本文:
=-=-=

自分たちで作りながら仕上げていくバンライフ車両「ditto」は、誰でも簡単・手軽に作れるキットです。
家具やフロアのカラーを数種類のなかからセレクトできるので、自分好みのクルマを作れるのが魅力。完成した後も、車内を飾りつければ自分たちの世界観を表現することもできます。

住友商事dittoプロジェクトチームの川添虹輝さん(左)、山内美優さん(右)。
そこで今回は、自らバンライフ車両をカスタマイズして楽しんでいるライター・渡辺圭史と住友商事dittoプロジェクトチームがタッグを組んで、「ditto」で製作したバンライフ車の車内アレンジに挑戦。
ちょっとしたアイテムを追加するだけで、まったくイメージの違う車内が完成しました。

ライター・渡辺圭史……自動車、アウトドア関連の雑誌やウェブに携わるフリー編集者、ライター。仕事の際はクルマでの移動がほとんど。車中泊をしながら取材先に向かうことが多い。DIYが好きで、休日はクルマの改造に時間を取られている。
ミニマムなレイアウトを自分らしくカスタムするアイテムたち

ワークショップでプロフェッショナルのアドバイスを受けながら完成するのが、上写真の状態です。
かわいらしいキャビネットがリア右側にあって、ベッドマットが敷かれた状態。そして、センターにテーブルがセットされたシンプルなレイアウト。少し殺風景に見えるかもしれません。
でも、それは当たり前のこと。この段階ではバンライフがスタートしていないので、必要なアイテムを入れ込んでいくと、すぐに自分たちのカラーが出てきます。
あまり追加しすぎてもゴチャゴチャになってしまうので気をつけましょう。まずは必要最小限のアイテムを選んでいきます。

バンライフを始めるにあたって、まず最初に装備したいのが照明です。
もちろん、車内ルームランプ、スマホのライトでも構いませんが、小さなハンディライトでもOKなので、専用アイテムがあると便利。クルマの中に明かりがあると、車内のQOLが一気に爆上がりします。
気をつけたいのは、狭い車内で使うので、自分が気に入ったデザインを必ず選ぶこと。便利、安いなどを基準に選んでしまうと、気分が盛り上がりません。

照明が付くと、特に夜間は周囲の視線が気になります。実際、クルマの中にいると気付きませんが、照明をつけたままトイレに行って戻ってくると、暗闇に車内の様子が煌々と浮かび上がっていたり……。
そこで、次にそろえたいのがカーテンです。カーテンもバリエーションが豊富なので、完成図をイメージして選びます。今回は通販サイトで販売されているリネンを使いました。
サイズは1.5×3m。横幅はハイエースの大きな窓にピッタリ。長さも十分で、クルマの窓3面をカバーするには余裕のサイズです。

dittoのクルマは木材の壁が多いので、アンティークな金物を取り付けたり、小物を飾ったり、アレンジしやすいのも魅力。

=-=-=

表示情報:
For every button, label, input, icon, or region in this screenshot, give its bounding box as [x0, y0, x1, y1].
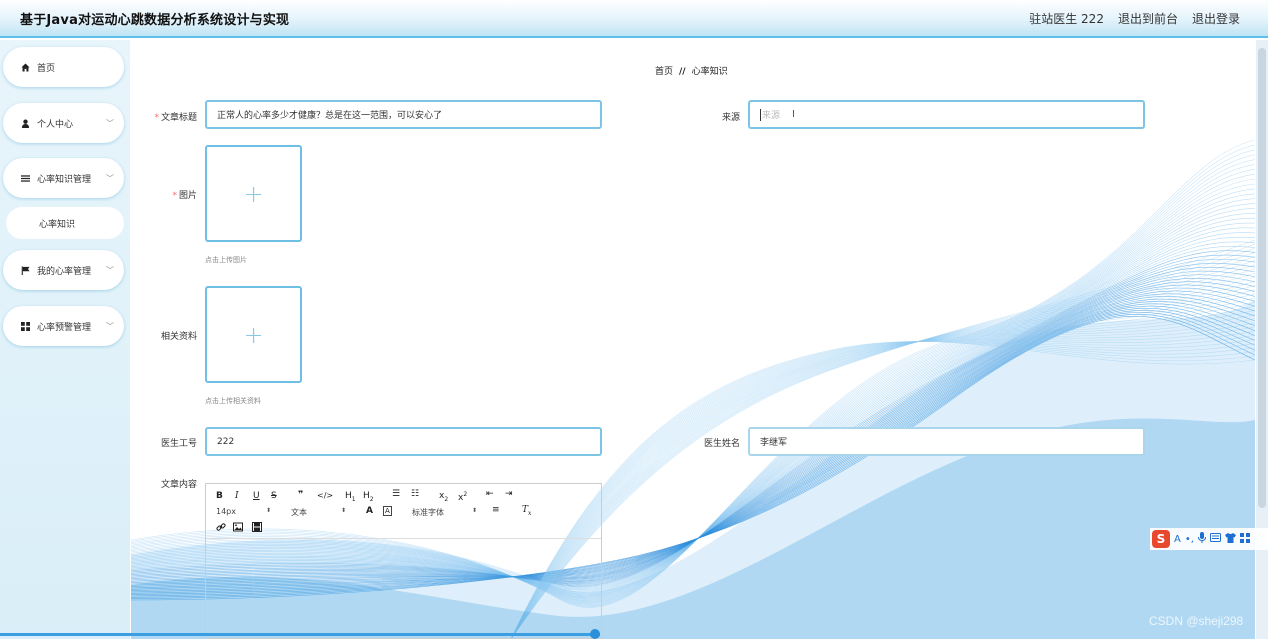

=-=-=

記述課題:
1. 本文をもとに、次の問いにそれぞれ答えよ。
(a) 照明を選ぶときに必ず守るべき点として、本文は何を挙げているか。
(b) 今回使ったリネンのサイズはいくつか。
(c) ライターの渡辺圭史は、休日に何に時間を取られているか。
2. 次の各文が本文の内容と合っているかを判断し、根拠となる本文の語句を引用して示せ。
(a) 「ditto」では、家具やフロアのカラーを一種類しか選べない。
(b) 今回のカーテンには、通販サイトで販売されているリネンが使われた。
(c) ワークショップで完成した状態では、キャビネットはリア左側に置かれている。

回答:
1.
(a) 自分が気に入ったデザインを選ぶこと。
(b) 1.5×3m。
(c) クルマの改造。

2.
(a) いいえ。「家具やフロアのカラーを数種類のなかからセレクトできる」
(b) はい。「今回は通販サイトで販売されているリネンを使いました。」
(c) いいえ。「かわいらしいキャビネットがリア右側にあって」